## Request 1
Convert the first lines of the records to a Markdown table with the columns "Row" and "Line", numbering each row and leaving out blank lines. Begin at the start of the records and stop after the line that contains "widget-preview-header: Widget preview".

* BEGIN Document extract *

Franklyn is a 2008 British science fantasy film written and directed by Gerald McMorrow as his debut feature. Produced by Jeremy Thomas, it stars Ryan Phillippe, Eva Green and Sam Riley. Shooting took place in London in the fourth quarter of 2007. Franklyn held its world premiere at the 52nd London Film Festival on 16 October 2008. The film was released in the United Kingdom on 27 February 2009.

Synopsis
Split between the parallel realities of contemporary London and the otherworldly metropolis of Meanwhile City, Franklyn follows the tales of four characters. Jonathan Preest (Ryan Phillippe) is a masked vigilante who will not rest until he finds his nemesis: "the Individual". Emilia (Eva Green) is a troubled young art student whose rebellion may turn out to be deadly. Milo (Sam Riley) is a heartbroken thirty something yearning for the purity of first love. Peter (Bernard Hill) is a man steeped in religion, searching desperately for his missing son amongst London's homeless.

Cast
 Ryan Phillippe as Jonathan Preest, a masked vigilante detective from Meanwhile City. Preest is the only atheist in town.

* END Document extract *
* BEGIN Input material *

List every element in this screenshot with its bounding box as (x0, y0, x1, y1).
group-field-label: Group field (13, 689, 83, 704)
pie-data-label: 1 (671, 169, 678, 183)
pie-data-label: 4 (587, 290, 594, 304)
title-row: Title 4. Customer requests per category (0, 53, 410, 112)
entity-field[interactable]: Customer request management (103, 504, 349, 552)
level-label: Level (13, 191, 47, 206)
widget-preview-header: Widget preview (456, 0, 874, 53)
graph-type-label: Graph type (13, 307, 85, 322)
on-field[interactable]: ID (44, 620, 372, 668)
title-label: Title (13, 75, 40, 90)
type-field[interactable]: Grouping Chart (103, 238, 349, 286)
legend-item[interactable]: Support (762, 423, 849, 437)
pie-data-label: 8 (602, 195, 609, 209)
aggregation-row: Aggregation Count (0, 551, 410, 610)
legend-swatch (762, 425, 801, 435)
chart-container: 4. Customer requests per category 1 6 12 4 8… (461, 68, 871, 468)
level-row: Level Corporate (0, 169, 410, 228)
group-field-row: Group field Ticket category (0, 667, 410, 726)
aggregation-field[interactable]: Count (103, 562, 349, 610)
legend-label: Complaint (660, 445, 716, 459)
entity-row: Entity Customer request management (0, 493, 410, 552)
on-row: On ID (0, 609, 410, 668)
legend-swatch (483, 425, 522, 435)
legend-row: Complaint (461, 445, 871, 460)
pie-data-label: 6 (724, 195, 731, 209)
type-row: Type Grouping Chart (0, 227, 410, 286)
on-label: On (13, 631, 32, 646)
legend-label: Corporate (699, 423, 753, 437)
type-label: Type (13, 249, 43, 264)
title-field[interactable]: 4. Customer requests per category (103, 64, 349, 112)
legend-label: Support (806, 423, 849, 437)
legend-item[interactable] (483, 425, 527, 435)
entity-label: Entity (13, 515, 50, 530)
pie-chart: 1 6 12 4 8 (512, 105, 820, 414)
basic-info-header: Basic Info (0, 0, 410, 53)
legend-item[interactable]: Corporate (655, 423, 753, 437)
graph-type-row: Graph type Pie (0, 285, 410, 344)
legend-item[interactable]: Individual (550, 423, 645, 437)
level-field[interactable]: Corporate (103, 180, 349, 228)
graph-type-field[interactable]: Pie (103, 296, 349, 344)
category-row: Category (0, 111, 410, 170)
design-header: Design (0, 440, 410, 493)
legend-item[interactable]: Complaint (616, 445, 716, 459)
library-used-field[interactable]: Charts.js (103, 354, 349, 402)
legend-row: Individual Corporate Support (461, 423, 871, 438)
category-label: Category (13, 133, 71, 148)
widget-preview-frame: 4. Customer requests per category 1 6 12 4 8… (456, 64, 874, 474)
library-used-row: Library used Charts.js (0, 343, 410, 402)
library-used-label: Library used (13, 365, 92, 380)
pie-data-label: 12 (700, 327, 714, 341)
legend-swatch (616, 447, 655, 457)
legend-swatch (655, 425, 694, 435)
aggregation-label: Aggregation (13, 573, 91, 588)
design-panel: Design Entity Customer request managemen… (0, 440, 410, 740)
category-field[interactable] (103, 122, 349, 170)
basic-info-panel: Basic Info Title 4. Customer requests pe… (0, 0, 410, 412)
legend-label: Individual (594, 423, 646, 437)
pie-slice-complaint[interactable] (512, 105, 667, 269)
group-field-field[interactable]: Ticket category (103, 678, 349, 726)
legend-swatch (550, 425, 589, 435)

* END Input material *

## Request 2
List every actor named in the Franklyn film article.

## Task answer 1
| Row | Line |
|---|---|
| 1 | List every element in this screenshot with its bounding box as (x0, y0, x1, y1). |
| 2 | group-field-label: Group field (13, 689, 83, 704) |
| 3 | pie-data-label: 1 (671, 169, 678, 183) |
| 4 | pie-data-label: 4 (587, 290, 594, 304) |
| 5 | title-row: Title 4. Customer requests per category (0, 53, 410, 112) |
| 6 | entity-field[interactable]: Customer request management (103, 504, 349, 552) |
| 7 | level-label: Level (13, 191, 47, 206) |
| 8 | widget-preview-header: Widget preview (456, 0, 874, 53) |

## Task answer 2
- Ryan Phillippe
- Eva Green
- Sam Riley
- Bernard Hill